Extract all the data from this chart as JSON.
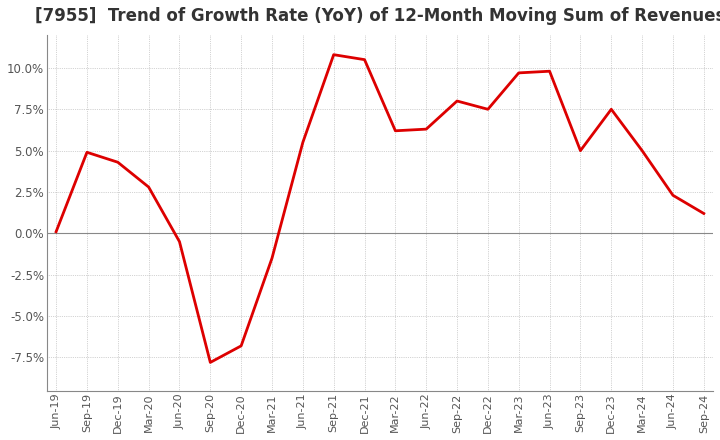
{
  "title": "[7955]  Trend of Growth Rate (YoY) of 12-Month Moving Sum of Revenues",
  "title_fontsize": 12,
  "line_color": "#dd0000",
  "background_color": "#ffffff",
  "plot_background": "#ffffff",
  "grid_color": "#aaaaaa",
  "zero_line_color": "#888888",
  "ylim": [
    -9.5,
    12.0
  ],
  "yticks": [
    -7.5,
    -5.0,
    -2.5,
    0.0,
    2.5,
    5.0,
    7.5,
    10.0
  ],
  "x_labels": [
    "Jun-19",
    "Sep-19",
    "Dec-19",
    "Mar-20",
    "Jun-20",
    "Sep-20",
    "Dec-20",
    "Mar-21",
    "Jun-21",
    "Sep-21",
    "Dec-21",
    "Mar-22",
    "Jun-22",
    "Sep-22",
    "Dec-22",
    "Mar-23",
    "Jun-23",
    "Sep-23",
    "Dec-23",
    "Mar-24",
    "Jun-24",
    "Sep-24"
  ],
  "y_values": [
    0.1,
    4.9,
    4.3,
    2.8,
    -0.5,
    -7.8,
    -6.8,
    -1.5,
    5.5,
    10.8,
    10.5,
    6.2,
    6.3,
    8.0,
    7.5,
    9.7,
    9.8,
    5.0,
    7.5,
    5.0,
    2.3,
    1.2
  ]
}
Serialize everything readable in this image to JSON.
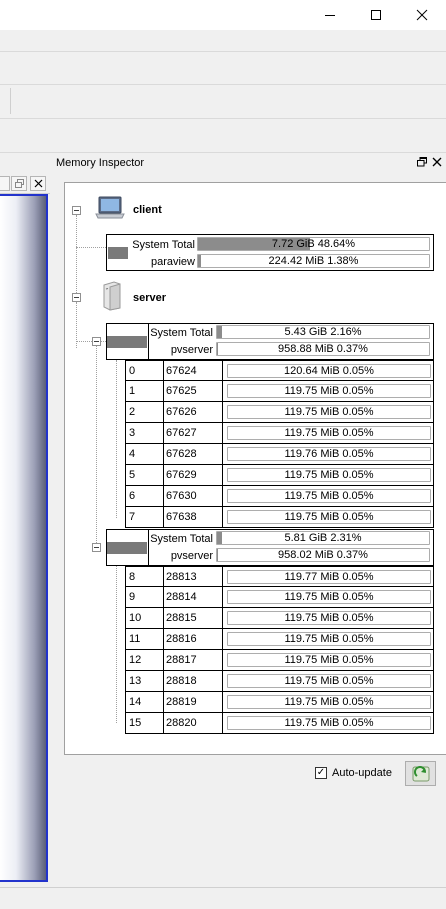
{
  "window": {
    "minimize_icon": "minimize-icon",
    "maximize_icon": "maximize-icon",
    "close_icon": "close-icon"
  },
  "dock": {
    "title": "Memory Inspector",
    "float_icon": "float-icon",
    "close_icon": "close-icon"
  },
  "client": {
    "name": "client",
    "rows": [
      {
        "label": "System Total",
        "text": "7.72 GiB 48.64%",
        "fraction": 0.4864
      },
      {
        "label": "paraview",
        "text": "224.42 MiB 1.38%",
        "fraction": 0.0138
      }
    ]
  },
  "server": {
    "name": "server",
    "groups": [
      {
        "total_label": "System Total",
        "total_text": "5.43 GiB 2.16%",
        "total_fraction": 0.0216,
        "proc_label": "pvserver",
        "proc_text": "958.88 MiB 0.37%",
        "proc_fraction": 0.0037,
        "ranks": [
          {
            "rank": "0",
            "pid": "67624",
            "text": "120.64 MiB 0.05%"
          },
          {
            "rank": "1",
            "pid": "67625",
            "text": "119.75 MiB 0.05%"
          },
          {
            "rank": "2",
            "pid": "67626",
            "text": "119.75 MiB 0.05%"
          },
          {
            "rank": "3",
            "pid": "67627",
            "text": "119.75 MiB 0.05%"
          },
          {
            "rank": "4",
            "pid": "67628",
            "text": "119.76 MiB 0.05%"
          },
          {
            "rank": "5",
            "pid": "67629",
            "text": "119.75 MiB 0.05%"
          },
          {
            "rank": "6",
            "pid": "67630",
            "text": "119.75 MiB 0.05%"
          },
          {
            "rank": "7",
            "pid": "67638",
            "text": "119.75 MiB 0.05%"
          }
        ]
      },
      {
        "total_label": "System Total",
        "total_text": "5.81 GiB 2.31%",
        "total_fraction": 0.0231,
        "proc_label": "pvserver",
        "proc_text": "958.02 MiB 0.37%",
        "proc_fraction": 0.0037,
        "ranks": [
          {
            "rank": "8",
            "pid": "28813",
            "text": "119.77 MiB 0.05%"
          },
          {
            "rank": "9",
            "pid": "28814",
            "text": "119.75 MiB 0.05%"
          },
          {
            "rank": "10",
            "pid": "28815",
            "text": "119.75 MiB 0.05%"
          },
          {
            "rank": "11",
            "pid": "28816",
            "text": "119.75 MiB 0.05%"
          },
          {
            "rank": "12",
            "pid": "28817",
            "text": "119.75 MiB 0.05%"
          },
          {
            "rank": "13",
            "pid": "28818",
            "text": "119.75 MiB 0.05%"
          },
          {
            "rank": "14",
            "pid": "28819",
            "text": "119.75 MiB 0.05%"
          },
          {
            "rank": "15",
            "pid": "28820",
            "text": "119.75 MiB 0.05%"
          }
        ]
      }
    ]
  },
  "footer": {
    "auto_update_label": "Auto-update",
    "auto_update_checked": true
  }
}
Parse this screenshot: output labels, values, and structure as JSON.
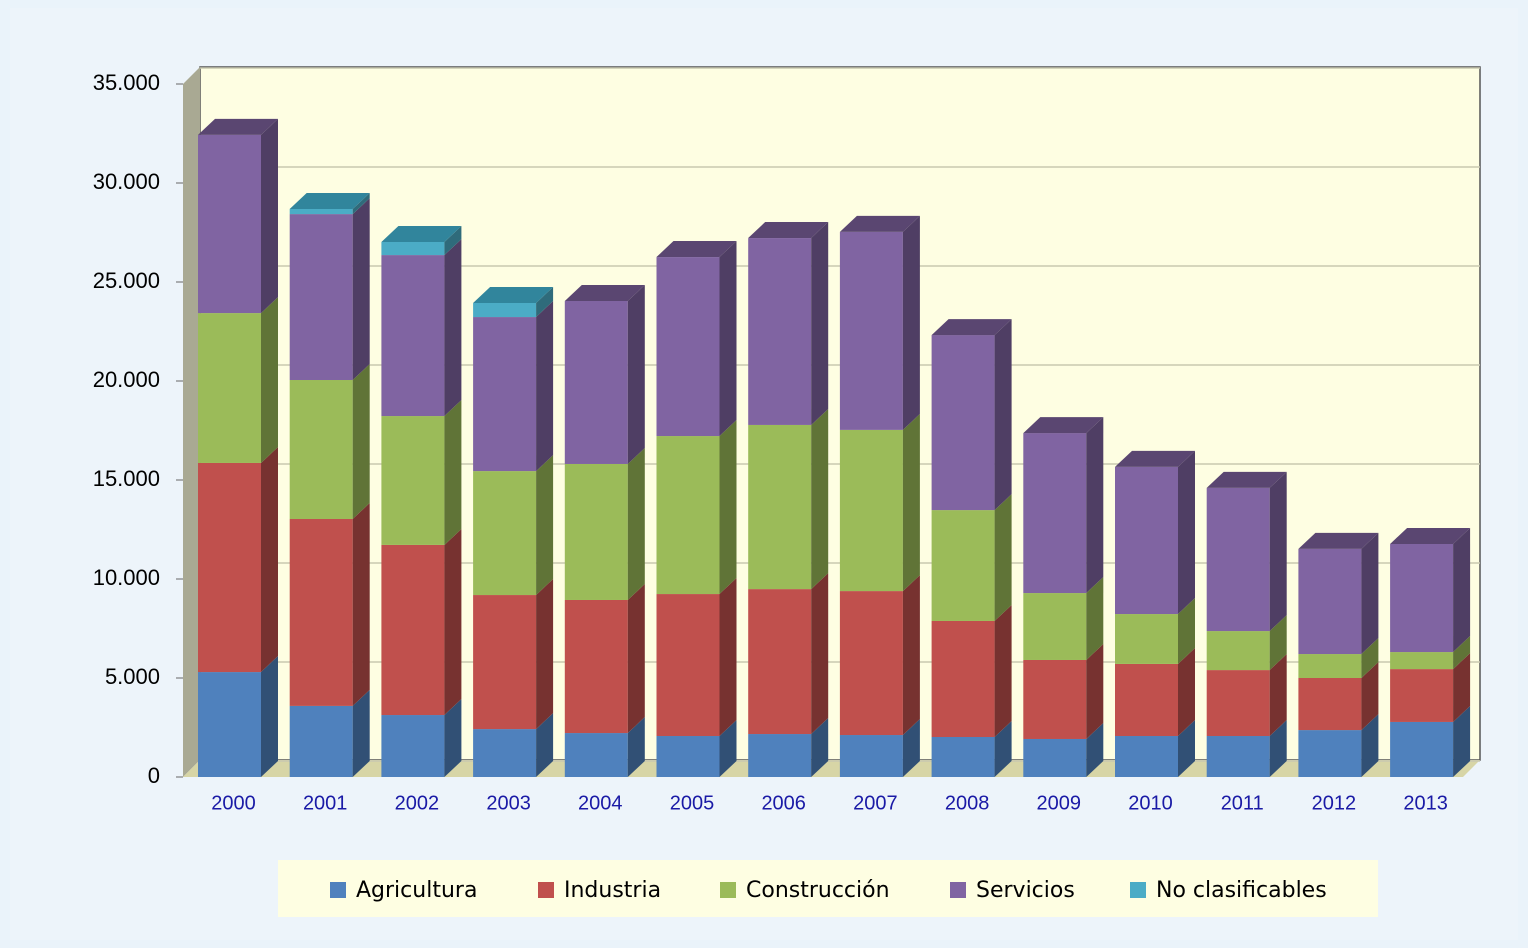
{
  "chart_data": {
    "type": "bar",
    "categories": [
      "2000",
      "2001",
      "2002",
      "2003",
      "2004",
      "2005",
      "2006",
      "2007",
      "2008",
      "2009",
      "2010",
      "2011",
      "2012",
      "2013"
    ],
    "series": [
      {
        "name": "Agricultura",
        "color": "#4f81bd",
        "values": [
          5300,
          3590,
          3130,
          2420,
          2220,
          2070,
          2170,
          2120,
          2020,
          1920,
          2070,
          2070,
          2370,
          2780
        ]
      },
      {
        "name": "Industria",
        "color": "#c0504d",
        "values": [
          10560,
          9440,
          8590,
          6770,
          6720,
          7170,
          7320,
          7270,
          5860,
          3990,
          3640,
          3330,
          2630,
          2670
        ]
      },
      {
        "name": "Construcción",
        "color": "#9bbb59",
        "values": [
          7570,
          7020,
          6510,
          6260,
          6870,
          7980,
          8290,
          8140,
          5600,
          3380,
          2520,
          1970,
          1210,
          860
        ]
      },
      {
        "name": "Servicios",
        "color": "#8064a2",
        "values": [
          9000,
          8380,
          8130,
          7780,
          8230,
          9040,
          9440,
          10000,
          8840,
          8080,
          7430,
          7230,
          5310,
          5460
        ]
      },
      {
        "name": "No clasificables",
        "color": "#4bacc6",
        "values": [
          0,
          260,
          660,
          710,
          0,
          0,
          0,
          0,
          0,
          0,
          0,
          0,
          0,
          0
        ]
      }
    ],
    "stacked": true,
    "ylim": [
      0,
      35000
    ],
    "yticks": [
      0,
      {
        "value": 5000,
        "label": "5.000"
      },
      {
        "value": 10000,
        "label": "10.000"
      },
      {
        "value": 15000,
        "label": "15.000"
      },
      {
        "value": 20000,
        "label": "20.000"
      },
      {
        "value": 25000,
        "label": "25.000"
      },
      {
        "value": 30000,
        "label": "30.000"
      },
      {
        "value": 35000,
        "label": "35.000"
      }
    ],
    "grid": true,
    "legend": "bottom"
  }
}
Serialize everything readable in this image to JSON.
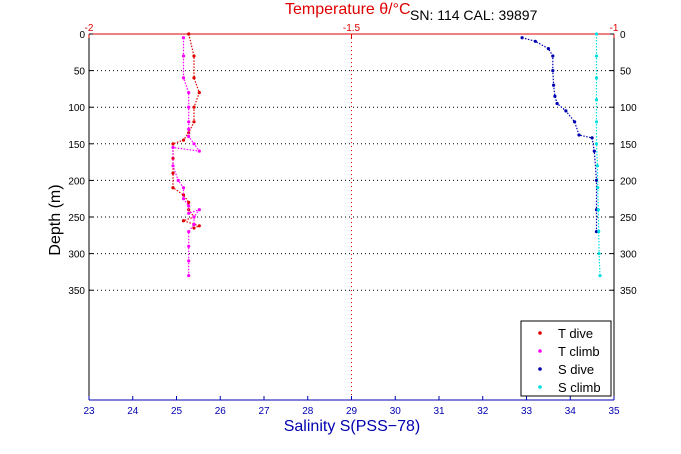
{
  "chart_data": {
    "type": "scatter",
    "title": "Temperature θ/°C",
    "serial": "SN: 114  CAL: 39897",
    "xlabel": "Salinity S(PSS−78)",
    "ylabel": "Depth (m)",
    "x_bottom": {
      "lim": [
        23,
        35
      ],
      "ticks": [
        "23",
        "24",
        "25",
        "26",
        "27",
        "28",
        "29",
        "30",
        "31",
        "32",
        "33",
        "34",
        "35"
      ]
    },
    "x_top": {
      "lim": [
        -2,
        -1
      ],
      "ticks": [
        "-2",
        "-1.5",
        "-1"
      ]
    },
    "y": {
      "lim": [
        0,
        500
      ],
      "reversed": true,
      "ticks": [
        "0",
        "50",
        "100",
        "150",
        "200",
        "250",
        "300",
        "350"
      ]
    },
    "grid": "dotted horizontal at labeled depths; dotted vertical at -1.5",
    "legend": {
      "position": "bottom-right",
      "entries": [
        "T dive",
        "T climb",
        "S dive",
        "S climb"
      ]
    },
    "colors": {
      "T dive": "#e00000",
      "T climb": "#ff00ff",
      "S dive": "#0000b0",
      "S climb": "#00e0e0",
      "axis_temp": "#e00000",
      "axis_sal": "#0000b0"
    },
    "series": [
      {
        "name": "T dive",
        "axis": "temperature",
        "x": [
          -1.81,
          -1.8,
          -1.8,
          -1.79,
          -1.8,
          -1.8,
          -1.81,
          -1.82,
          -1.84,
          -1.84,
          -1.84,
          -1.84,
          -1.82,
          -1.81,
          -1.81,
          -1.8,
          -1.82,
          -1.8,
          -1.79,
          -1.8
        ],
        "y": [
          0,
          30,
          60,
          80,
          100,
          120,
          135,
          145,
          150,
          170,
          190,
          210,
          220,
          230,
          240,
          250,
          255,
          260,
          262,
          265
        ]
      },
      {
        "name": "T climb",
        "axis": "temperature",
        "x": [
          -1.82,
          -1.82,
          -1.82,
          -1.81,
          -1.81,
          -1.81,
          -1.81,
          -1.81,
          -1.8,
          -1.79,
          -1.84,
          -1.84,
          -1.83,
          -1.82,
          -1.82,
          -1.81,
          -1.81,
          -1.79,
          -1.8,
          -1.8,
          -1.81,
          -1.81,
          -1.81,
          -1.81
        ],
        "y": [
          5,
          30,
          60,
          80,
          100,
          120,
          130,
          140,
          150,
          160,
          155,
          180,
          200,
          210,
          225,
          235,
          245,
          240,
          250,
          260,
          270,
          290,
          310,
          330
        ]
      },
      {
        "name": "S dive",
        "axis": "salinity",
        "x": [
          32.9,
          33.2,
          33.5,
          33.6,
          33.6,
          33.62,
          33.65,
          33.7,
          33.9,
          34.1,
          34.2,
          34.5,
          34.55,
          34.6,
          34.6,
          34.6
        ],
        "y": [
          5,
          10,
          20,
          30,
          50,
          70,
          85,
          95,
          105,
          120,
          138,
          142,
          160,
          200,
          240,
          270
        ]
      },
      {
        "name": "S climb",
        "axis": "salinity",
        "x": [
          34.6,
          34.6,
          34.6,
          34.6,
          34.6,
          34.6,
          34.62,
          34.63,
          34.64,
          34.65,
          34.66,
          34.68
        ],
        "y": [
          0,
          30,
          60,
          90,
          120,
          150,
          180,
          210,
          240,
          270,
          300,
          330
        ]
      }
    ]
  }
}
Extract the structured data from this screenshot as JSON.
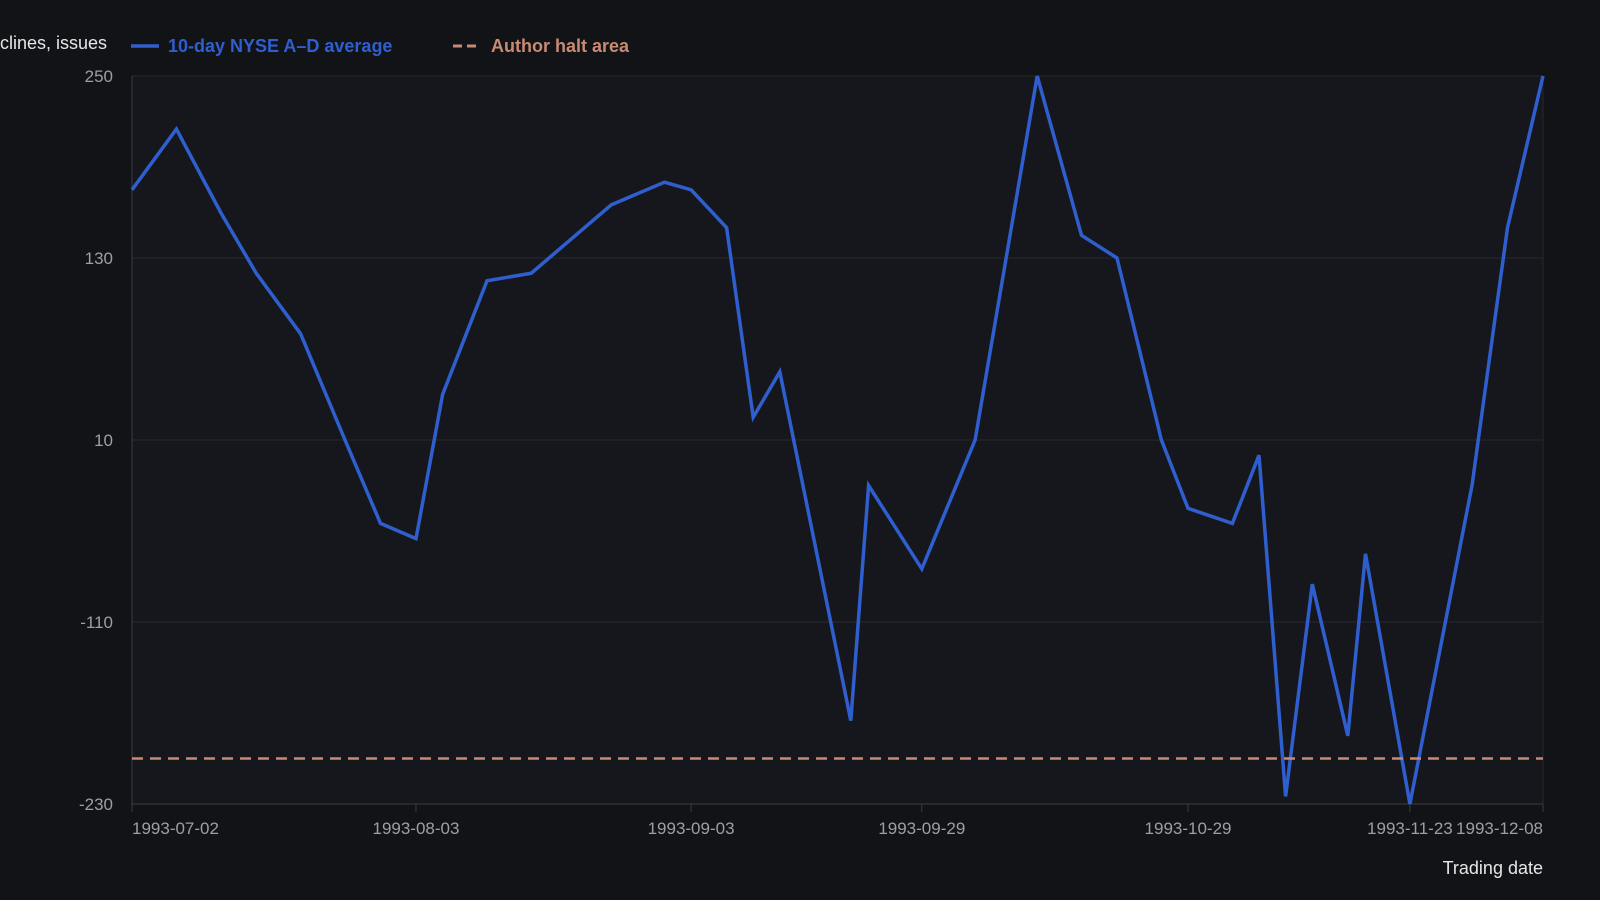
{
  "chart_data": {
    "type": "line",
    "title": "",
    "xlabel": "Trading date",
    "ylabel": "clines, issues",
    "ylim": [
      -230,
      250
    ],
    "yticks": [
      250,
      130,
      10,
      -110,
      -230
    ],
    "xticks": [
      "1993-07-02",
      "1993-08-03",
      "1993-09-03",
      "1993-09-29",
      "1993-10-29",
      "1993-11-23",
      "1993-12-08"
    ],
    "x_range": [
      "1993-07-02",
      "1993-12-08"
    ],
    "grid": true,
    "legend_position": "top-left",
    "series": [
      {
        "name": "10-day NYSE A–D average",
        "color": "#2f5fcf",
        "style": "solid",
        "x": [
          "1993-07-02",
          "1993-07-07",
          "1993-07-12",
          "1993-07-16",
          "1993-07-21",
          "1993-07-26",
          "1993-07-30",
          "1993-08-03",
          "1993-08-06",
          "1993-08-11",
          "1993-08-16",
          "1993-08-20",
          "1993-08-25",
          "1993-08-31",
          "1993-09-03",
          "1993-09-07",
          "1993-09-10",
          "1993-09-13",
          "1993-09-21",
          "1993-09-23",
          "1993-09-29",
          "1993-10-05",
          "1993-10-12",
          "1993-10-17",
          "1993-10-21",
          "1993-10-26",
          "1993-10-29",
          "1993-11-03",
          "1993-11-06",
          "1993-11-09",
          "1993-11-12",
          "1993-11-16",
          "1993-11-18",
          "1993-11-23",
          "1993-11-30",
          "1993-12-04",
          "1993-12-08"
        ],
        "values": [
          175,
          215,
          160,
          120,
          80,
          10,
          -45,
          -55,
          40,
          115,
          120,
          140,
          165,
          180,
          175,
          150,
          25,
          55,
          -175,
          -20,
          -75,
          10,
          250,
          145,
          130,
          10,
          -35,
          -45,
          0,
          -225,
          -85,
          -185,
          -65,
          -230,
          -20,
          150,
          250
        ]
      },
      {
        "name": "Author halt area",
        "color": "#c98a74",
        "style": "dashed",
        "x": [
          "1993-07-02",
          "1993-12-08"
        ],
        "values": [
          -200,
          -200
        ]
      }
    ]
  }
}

## AIM
Gather from the data above every line with the string "icon".

## RESPONSE FOR THIS EXERCISE
    "minimize_icon": "minimize-icon",
    "maximize_icon": "maximize-icon",
    "close_icon": "close-icon"
    "float_icon": "float-icon",
    "close_icon": "close-icon"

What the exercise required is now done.